> [Given task]: Emit the entire listing verbatim.

> [Data for this task]:
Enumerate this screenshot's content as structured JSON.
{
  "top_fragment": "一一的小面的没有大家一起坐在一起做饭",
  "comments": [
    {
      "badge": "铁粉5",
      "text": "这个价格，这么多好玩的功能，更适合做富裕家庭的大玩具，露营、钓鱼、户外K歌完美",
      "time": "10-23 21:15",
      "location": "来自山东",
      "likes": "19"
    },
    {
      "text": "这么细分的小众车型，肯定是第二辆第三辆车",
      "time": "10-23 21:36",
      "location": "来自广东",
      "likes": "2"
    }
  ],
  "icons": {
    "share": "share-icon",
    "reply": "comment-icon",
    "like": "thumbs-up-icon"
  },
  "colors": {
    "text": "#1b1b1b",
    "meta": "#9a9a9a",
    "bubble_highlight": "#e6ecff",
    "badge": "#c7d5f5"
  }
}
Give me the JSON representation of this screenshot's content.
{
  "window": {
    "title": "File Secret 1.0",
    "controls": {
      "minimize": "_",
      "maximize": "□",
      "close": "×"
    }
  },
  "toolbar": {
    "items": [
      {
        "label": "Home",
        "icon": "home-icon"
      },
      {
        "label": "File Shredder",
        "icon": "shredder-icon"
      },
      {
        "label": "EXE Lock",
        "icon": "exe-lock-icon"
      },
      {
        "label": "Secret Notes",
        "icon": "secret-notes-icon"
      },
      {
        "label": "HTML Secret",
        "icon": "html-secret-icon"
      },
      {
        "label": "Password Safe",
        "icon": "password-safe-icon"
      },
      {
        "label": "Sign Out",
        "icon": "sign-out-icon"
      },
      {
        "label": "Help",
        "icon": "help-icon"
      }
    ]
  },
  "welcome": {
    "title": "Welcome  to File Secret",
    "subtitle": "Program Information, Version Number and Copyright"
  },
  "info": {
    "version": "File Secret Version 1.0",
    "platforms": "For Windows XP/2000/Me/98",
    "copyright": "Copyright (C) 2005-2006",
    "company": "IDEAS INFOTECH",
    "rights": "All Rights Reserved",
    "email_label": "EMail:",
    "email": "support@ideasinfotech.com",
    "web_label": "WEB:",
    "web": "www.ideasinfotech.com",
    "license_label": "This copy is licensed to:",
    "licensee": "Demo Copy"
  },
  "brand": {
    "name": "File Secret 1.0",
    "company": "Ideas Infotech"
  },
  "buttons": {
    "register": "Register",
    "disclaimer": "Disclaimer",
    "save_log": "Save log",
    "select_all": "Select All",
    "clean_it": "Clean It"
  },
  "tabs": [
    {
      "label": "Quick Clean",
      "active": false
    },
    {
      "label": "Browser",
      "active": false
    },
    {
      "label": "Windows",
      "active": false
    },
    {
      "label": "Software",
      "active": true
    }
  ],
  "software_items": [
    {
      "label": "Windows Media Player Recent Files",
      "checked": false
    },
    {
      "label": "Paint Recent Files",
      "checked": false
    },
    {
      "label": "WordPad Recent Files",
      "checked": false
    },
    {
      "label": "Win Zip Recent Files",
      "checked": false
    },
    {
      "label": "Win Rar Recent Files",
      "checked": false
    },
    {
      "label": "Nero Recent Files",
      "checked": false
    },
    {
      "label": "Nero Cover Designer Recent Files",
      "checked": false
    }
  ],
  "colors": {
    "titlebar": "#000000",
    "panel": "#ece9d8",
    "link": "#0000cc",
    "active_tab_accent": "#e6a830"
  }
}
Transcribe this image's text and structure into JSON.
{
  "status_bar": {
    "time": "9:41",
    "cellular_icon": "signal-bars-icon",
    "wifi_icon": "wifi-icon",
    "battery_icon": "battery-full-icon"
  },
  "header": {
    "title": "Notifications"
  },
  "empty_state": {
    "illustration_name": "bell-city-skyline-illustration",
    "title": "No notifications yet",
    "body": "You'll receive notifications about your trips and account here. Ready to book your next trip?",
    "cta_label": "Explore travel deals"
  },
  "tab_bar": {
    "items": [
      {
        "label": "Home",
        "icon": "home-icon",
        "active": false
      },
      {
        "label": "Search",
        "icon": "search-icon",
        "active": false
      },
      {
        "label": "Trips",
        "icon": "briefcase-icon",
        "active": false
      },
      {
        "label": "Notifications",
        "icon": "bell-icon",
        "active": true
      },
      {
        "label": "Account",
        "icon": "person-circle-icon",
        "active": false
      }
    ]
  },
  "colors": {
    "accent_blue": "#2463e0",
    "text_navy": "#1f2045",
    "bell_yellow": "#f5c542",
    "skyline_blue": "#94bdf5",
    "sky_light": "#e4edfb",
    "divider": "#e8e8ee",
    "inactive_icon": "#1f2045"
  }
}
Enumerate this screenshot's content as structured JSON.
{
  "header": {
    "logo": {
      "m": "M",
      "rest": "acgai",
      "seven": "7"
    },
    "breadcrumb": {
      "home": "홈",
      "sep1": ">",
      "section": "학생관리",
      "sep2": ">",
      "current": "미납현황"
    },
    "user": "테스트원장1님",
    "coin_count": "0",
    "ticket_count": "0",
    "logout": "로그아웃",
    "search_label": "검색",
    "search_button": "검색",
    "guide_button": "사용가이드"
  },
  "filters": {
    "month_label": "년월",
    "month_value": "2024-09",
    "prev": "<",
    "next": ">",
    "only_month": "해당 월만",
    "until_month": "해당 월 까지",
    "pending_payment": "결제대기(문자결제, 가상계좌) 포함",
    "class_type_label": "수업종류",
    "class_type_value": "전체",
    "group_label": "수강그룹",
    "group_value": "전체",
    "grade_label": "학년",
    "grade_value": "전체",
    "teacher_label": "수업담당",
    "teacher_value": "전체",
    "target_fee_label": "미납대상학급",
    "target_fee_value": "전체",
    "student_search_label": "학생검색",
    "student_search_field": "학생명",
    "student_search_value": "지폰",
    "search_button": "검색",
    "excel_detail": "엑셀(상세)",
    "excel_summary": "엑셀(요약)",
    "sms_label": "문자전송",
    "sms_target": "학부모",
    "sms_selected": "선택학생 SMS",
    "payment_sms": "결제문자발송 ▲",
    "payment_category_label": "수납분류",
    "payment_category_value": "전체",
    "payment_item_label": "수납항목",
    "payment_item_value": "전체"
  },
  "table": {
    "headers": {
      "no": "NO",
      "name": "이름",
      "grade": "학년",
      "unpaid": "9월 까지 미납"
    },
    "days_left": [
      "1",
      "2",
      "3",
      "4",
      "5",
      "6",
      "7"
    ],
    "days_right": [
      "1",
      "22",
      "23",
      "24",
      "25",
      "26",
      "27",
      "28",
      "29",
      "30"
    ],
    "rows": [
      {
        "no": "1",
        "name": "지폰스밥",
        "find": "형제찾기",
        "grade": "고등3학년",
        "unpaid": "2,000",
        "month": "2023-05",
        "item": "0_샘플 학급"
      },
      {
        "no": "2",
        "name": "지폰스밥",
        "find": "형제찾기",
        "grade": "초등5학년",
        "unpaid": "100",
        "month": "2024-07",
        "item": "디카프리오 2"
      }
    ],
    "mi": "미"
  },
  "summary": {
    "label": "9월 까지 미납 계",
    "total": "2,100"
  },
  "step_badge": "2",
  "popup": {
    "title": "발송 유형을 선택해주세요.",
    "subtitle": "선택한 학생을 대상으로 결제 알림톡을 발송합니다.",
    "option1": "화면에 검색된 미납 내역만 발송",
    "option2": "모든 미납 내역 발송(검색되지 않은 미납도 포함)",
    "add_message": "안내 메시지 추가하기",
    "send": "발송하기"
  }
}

> [Result]:
Enumerate this screenshot's content as structured JSON.
{
  "top_fragment": "一一的小面的没有大家一起坐在一起做饭",
  "comments": [
    {
      "badge": "铁粉5",
      "text": "这个价格，这么多好玩的功能，更适合做富裕家庭的大玩具，露营、钓鱼、户外K歌完美",
      "time": "10-23 21:15",
      "location": "来自山东",
      "likes": "19"
    },
    {
      "text": "这么细分的小众车型，肯定是第二辆第三辆车",
      "time": "10-23 21:36",
      "location": "来自广东",
      "likes": "2"
    }
  ],
  "icons": {
    "share": "share-icon",
    "reply": "comment-icon",
    "like": "thumbs-up-icon"
  },
  "colors": {
    "text": "#1b1b1b",
    "meta": "#9a9a9a",
    "bubble_highlight": "#e6ecff",
    "badge": "#c7d5f5"
  }
}
Give me the JSON representation of this screenshot's content.
{
  "window": {
    "title": "File Secret 1.0",
    "controls": {
      "minimize": "_",
      "maximize": "□",
      "close": "×"
    }
  },
  "toolbar": {
    "items": [
      {
        "label": "Home",
        "icon": "home-icon"
      },
      {
        "label": "File Shredder",
        "icon": "shredder-icon"
      },
      {
        "label": "EXE Lock",
        "icon": "exe-lock-icon"
      },
      {
        "label": "Secret Notes",
        "icon": "secret-notes-icon"
      },
      {
        "label": "HTML Secret",
        "icon": "html-secret-icon"
      },
      {
        "label": "Password Safe",
        "icon": "password-safe-icon"
      },
      {
        "label": "Sign Out",
        "icon": "sign-out-icon"
      },
      {
        "label": "Help",
        "icon": "help-icon"
      }
    ]
  },
  "welcome": {
    "title": "Welcome  to File Secret",
    "subtitle": "Program Information, Version Number and Copyright"
  },
  "info": {
    "version": "File Secret Version 1.0",
    "platforms": "For Windows XP/2000/Me/98",
    "copyright": "Copyright (C) 2005-2006",
    "company": "IDEAS INFOTECH",
    "rights": "All Rights Reserved",
    "email_label": "EMail:",
    "email": "support@ideasinfotech.com",
    "web_label": "WEB:",
    "web": "www.ideasinfotech.com",
    "license_label": "This copy is licensed to:",
    "licensee": "Demo Copy"
  },
  "brand": {
    "name": "File Secret 1.0",
    "company": "Ideas Infotech"
  },
  "buttons": {
    "register": "Register",
    "disclaimer": "Disclaimer",
    "save_log": "Save log",
    "select_all": "Select All",
    "clean_it": "Clean It"
  },
  "tabs": [
    {
      "label": "Quick Clean",
      "active": false
    },
    {
      "label": "Browser",
      "active": false
    },
    {
      "label": "Windows",
      "active": false
    },
    {
      "label": "Software",
      "active": true
    }
  ],
  "software_items": [
    {
      "label": "Windows Media Player Recent Files",
      "checked": false
    },
    {
      "label": "Paint Recent Files",
      "checked": false
    },
    {
      "label": "WordPad Recent Files",
      "checked": false
    },
    {
      "label": "Win Zip Recent Files",
      "checked": false
    },
    {
      "label": "Win Rar Recent Files",
      "checked": false
    },
    {
      "label": "Nero Recent Files",
      "checked": false
    },
    {
      "label": "Nero Cover Designer Recent Files",
      "checked": false
    }
  ],
  "colors": {
    "titlebar": "#000000",
    "panel": "#ece9d8",
    "link": "#0000cc",
    "active_tab_accent": "#e6a830"
  }
}
Transcribe this image's text and structure into JSON.
{
  "status_bar": {
    "time": "9:41",
    "cellular_icon": "signal-bars-icon",
    "wifi_icon": "wifi-icon",
    "battery_icon": "battery-full-icon"
  },
  "header": {
    "title": "Notifications"
  },
  "empty_state": {
    "illustration_name": "bell-city-skyline-illustration",
    "title": "No notifications yet",
    "body": "You'll receive notifications about your trips and account here. Ready to book your next trip?",
    "cta_label": "Explore travel deals"
  },
  "tab_bar": {
    "items": [
      {
        "label": "Home",
        "icon": "home-icon",
        "active": false
      },
      {
        "label": "Search",
        "icon": "search-icon",
        "active": false
      },
      {
        "label": "Trips",
        "icon": "briefcase-icon",
        "active": false
      },
      {
        "label": "Notifications",
        "icon": "bell-icon",
        "active": true
      },
      {
        "label": "Account",
        "icon": "person-circle-icon",
        "active": false
      }
    ]
  },
  "colors": {
    "accent_blue": "#2463e0",
    "text_navy": "#1f2045",
    "bell_yellow": "#f5c542",
    "skyline_blue": "#94bdf5",
    "sky_light": "#e4edfb",
    "divider": "#e8e8ee",
    "inactive_icon": "#1f2045"
  }
}
Enumerate this screenshot's content as structured JSON.
{
  "header": {
    "logo": {
      "m": "M",
      "rest": "acgai",
      "seven": "7"
    },
    "breadcrumb": {
      "home": "홈",
      "sep1": ">",
      "section": "학생관리",
      "sep2": ">",
      "current": "미납현황"
    },
    "user": "테스트원장1님",
    "coin_count": "0",
    "ticket_count": "0",
    "logout": "로그아웃",
    "search_label": "검색",
    "search_button": "검색",
    "guide_button": "사용가이드"
  },
  "filters": {
    "month_label": "년월",
    "month_value": "2024-09",
    "prev": "<",
    "next": ">",
    "only_month": "해당 월만",
    "until_month": "해당 월 까지",
    "pending_payment": "결제대기(문자결제, 가상계좌) 포함",
    "class_type_label": "수업종류",
    "class_type_value": "전체",
    "group_label": "수강그룹",
    "group_value": "전체",
    "grade_label": "학년",
    "grade_value": "전체",
    "teacher_label": "수업담당",
    "teacher_value": "전체",
    "target_fee_label": "미납대상학급",
    "target_fee_value": "전체",
    "student_search_label": "학생검색",
    "student_search_field": "학생명",
    "student_search_value": "지폰",
    "search_button": "검색",
    "excel_detail": "엑셀(상세)",
    "excel_summary": "엑셀(요약)",
    "sms_label": "문자전송",
    "sms_target": "학부모",
    "sms_selected": "선택학생 SMS",
    "payment_sms": "결제문자발송 ▲",
    "payment_category_label": "수납분류",
    "payment_category_value": "전체",
    "payment_item_label": "수납항목",
    "payment_item_value": "전체"
  },
  "table": {
    "headers": {
      "no": "NO",
      "name": "이름",
      "grade": "학년",
      "unpaid": "9월 까지 미납"
    },
    "days_left": [
      "1",
      "2",
      "3",
      "4",
      "5",
      "6",
      "7"
    ],
    "days_right": [
      "1",
      "22",
      "23",
      "24",
      "25",
      "26",
      "27",
      "28",
      "29",
      "30"
    ],
    "rows": [
      {
        "no": "1",
        "name": "지폰스밥",
        "find": "형제찾기",
        "grade": "고등3학년",
        "unpaid": "2,000",
        "month": "2023-05",
        "item": "0_샘플 학급"
      },
      {
        "no": "2",
        "name": "지폰스밥",
        "find": "형제찾기",
        "grade": "초등5학년",
        "unpaid": "100",
        "month": "2024-07",
        "item": "디카프리오 2"
      }
    ],
    "mi": "미"
  },
  "summary": {
    "label": "9월 까지 미납 계",
    "total": "2,100"
  },
  "step_badge": "2",
  "popup": {
    "title": "발송 유형을 선택해주세요.",
    "subtitle": "선택한 학생을 대상으로 결제 알림톡을 발송합니다.",
    "option1": "화면에 검색된 미납 내역만 발송",
    "option2": "모든 미납 내역 발송(검색되지 않은 미납도 포함)",
    "add_message": "안내 메시지 추가하기",
    "send": "발송하기"
  }
}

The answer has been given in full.